▶ [Your instructions]: Find the lines holding the word "mechatronics" and collect them.

___ Dataset extract

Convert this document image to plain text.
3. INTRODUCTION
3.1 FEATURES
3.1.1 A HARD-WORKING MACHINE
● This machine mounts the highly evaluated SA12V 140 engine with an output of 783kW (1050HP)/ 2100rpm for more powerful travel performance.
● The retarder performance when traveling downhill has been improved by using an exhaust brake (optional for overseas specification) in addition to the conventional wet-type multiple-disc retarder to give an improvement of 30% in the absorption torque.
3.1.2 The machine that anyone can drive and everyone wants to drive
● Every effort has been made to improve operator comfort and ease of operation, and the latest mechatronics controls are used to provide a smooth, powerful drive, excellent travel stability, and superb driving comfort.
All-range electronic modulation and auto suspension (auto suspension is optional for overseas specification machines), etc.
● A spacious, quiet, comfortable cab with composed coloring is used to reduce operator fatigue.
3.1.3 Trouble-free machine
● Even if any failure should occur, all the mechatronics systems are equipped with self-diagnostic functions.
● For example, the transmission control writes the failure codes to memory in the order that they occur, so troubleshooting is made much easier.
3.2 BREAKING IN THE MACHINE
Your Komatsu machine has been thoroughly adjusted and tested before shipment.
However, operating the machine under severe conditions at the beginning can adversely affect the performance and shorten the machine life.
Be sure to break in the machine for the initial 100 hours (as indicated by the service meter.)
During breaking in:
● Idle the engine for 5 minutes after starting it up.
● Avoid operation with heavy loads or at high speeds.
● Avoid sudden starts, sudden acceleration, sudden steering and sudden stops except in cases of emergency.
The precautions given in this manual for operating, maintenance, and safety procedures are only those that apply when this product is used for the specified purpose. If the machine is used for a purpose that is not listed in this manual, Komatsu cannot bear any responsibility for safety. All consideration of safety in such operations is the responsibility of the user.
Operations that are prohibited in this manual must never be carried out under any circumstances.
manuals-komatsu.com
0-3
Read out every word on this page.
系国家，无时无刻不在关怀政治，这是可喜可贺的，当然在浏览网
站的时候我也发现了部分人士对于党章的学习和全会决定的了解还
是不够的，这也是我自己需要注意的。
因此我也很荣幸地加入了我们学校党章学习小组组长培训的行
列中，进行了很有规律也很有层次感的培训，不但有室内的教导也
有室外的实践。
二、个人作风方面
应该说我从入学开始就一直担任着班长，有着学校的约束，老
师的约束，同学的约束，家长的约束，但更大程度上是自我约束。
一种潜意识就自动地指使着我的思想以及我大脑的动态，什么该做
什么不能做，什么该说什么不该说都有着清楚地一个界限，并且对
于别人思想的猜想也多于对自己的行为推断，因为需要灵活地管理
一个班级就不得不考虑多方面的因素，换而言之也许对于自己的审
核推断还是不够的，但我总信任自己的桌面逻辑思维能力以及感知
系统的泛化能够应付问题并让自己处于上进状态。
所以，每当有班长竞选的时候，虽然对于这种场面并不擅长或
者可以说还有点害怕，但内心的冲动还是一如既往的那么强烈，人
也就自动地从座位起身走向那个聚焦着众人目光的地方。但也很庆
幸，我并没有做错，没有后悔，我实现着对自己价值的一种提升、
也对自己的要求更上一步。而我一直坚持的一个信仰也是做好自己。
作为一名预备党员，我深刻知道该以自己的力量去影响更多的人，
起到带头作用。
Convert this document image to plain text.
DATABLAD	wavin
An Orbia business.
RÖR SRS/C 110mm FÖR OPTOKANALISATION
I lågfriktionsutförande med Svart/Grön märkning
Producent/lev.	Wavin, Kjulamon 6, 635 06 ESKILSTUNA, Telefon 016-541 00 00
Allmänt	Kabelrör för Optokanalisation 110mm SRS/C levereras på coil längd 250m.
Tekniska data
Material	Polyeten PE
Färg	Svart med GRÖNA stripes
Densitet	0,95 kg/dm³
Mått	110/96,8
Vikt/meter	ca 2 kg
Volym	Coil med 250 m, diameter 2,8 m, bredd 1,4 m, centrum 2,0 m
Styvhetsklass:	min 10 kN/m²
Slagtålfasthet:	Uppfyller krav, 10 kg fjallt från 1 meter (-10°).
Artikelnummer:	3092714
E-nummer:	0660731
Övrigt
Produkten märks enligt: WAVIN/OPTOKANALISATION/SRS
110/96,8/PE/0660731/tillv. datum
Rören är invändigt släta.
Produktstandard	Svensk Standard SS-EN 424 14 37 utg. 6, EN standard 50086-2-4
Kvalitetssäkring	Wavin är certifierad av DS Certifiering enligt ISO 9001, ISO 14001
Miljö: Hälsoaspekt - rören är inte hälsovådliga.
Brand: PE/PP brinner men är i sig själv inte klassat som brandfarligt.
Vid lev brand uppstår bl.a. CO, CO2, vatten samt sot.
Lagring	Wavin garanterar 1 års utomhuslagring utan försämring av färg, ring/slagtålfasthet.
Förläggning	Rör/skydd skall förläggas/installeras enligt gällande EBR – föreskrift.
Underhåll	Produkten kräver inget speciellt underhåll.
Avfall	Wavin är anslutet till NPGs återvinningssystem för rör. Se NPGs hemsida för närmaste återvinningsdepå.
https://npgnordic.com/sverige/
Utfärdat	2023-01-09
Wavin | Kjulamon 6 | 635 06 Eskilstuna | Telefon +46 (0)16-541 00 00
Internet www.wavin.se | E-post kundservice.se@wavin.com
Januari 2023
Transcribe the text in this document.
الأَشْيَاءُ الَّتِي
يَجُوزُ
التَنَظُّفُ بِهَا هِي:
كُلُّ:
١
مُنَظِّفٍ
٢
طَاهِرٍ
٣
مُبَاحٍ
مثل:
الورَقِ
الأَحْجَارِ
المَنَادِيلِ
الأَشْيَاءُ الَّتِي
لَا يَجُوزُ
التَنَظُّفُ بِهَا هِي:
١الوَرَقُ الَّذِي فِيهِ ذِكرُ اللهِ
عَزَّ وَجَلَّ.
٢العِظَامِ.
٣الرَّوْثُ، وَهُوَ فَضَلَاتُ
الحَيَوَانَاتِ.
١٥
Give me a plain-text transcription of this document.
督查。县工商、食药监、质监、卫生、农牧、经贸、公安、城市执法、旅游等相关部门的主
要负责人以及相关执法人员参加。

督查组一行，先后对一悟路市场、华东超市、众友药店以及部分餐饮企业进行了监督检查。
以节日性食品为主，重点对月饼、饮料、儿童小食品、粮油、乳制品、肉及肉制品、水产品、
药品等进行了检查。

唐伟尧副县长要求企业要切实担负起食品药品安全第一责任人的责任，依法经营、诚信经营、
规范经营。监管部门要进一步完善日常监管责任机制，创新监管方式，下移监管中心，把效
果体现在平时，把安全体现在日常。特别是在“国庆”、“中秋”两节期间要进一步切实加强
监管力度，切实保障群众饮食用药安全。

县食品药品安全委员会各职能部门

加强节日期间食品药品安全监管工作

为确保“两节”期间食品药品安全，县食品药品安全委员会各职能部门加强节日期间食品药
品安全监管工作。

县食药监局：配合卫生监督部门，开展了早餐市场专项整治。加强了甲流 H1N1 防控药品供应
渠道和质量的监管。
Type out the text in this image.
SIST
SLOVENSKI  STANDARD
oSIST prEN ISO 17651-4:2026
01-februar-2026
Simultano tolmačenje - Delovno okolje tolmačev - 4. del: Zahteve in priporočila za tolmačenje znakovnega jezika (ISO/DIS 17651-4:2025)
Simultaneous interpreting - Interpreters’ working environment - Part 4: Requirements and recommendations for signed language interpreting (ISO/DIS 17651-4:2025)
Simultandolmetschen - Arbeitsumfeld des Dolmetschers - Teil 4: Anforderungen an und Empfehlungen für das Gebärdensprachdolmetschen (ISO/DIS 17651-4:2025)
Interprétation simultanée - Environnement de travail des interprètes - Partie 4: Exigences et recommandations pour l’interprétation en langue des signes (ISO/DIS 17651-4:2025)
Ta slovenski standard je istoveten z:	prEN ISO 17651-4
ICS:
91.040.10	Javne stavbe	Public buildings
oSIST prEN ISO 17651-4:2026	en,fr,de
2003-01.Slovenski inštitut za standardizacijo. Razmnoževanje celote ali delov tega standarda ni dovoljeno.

______

▶ [Result below]:
● Every effort has been made to improve operator comfort and ease of operation, and the latest mechatronics controls are used to provide a smooth, powerful drive, excellent travel stability, and superb driving comfort.
● Even if any failure should occur, all the mechatronics systems are equipped with self-diagnostic functions.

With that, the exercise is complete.